WRITTEN TASK: Replace "weekday-label" with "weekday-name" in the stretch from the start of the lines through the line containing "week-row — [82, 340, 530, 357]". Write out only that stretch, with nothing else changed.

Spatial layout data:

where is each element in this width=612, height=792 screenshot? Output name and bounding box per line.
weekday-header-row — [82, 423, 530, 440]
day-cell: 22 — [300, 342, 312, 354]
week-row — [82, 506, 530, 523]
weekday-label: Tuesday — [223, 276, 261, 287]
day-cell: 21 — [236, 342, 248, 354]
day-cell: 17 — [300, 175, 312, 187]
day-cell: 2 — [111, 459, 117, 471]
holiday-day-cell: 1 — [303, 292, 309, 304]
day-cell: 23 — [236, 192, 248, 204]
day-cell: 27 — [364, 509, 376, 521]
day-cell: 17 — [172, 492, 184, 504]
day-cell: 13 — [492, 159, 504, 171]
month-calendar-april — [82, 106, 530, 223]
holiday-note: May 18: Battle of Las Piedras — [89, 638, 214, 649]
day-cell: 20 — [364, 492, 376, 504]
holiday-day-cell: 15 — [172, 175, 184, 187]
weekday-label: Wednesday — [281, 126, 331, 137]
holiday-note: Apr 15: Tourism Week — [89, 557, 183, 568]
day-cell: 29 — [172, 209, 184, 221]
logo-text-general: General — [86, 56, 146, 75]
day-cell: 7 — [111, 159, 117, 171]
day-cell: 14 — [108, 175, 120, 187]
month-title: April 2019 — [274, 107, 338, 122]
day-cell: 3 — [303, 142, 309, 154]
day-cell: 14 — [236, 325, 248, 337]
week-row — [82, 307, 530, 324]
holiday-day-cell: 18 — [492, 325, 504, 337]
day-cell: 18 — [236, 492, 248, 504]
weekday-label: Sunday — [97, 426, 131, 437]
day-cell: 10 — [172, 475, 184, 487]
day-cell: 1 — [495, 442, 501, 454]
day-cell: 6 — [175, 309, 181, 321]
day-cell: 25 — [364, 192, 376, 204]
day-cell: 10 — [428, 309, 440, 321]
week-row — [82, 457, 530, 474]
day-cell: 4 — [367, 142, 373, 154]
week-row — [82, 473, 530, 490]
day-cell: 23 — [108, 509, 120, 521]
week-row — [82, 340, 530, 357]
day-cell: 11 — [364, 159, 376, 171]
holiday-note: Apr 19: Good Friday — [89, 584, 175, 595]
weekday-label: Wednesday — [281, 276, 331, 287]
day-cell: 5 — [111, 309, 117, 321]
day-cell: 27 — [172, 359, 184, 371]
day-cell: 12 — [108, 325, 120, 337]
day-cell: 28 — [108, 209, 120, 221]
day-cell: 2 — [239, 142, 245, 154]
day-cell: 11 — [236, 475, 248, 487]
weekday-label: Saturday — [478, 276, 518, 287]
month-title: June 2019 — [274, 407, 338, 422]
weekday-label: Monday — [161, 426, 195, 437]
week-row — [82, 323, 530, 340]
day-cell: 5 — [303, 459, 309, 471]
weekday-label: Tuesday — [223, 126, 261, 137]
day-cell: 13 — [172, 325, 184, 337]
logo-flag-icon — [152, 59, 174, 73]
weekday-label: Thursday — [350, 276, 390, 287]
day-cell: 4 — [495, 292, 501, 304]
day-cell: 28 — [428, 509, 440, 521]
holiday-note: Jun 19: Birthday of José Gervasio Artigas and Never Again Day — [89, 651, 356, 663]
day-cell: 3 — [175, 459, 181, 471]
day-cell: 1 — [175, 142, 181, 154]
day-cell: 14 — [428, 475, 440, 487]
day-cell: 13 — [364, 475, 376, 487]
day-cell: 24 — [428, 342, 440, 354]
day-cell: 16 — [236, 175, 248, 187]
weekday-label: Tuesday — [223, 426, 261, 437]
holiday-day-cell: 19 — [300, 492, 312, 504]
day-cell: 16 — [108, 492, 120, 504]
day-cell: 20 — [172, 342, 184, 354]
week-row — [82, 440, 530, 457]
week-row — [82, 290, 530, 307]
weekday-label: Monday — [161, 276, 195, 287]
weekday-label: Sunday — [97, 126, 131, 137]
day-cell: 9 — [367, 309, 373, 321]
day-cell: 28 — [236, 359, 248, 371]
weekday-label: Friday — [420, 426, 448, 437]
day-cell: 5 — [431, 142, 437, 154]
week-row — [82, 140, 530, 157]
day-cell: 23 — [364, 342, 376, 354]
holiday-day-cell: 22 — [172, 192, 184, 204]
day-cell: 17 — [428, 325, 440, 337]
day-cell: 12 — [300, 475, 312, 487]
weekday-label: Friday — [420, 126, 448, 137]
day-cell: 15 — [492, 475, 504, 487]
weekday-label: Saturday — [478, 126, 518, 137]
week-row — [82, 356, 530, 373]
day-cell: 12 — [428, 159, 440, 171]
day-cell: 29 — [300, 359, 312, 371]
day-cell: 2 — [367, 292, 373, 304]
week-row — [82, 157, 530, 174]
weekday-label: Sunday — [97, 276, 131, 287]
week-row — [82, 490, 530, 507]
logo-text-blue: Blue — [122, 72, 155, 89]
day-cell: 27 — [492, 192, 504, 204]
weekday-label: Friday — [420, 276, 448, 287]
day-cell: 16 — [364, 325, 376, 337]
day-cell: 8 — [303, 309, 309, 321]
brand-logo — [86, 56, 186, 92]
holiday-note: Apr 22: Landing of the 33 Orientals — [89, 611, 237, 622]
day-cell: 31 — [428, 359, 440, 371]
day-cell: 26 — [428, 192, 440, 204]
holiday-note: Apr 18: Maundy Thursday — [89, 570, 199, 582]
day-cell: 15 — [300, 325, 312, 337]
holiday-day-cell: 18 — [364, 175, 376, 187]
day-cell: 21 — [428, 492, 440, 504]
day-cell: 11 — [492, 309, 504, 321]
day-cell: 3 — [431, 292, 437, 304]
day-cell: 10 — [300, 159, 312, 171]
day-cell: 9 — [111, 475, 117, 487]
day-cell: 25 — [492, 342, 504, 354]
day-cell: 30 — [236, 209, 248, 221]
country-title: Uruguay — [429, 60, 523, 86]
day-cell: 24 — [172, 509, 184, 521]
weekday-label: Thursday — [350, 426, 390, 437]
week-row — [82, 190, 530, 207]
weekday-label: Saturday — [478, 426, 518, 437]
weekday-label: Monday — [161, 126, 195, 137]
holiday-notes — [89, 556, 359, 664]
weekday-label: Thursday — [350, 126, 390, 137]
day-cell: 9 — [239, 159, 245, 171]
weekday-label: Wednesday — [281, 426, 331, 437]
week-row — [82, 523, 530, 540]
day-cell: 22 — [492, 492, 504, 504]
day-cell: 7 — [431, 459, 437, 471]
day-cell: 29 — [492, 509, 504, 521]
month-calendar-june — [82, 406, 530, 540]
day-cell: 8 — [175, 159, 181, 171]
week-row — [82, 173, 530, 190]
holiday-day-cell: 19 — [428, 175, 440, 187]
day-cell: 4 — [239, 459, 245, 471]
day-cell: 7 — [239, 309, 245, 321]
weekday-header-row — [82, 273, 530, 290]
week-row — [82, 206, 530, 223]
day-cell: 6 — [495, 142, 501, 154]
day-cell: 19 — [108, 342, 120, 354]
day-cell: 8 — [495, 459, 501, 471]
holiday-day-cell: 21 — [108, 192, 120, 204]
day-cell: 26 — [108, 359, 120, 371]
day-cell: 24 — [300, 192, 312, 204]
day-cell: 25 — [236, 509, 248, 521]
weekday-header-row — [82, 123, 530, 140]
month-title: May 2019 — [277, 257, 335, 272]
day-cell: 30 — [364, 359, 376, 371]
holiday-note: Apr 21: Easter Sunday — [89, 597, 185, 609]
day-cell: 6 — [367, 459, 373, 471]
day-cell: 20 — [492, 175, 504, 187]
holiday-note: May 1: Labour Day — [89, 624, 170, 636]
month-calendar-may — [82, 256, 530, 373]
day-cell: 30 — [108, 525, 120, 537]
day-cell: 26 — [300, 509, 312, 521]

REPLY TO THE TASK:
where is each element in this width=612, height=792 screenshot? Output name and bounding box per line.
weekday-header-row — [82, 423, 530, 440]
day-cell: 22 — [300, 342, 312, 354]
week-row — [82, 506, 530, 523]
weekday-name: Tuesday — [223, 276, 261, 287]
day-cell: 21 — [236, 342, 248, 354]
day-cell: 17 — [300, 175, 312, 187]
day-cell: 2 — [111, 459, 117, 471]
holiday-day-cell: 1 — [303, 292, 309, 304]
day-cell: 23 — [236, 192, 248, 204]
day-cell: 27 — [364, 509, 376, 521]
day-cell: 17 — [172, 492, 184, 504]
day-cell: 13 — [492, 159, 504, 171]
month-calendar-april — [82, 106, 530, 223]
holiday-note: May 18: Battle of Las Piedras — [89, 638, 214, 649]
day-cell: 20 — [364, 492, 376, 504]
holiday-day-cell: 15 — [172, 175, 184, 187]
weekday-name: Wednesday — [281, 126, 331, 137]
holiday-note: Apr 15: Tourism Week — [89, 557, 183, 568]
day-cell: 29 — [172, 209, 184, 221]
logo-text-general: General — [86, 56, 146, 75]
day-cell: 7 — [111, 159, 117, 171]
day-cell: 14 — [108, 175, 120, 187]
month-title: April 2019 — [274, 107, 338, 122]
day-cell: 3 — [303, 142, 309, 154]
day-cell: 14 — [236, 325, 248, 337]
week-row — [82, 307, 530, 324]
holiday-day-cell: 18 — [492, 325, 504, 337]
day-cell: 18 — [236, 492, 248, 504]
weekday-name: Sunday — [97, 426, 131, 437]
day-cell: 10 — [172, 475, 184, 487]
day-cell: 1 — [495, 442, 501, 454]
day-cell: 6 — [175, 309, 181, 321]
day-cell: 25 — [364, 192, 376, 204]
day-cell: 10 — [428, 309, 440, 321]
week-row — [82, 457, 530, 474]
day-cell: 4 — [367, 142, 373, 154]
week-row — [82, 473, 530, 490]
day-cell: 23 — [108, 509, 120, 521]
week-row — [82, 340, 530, 357]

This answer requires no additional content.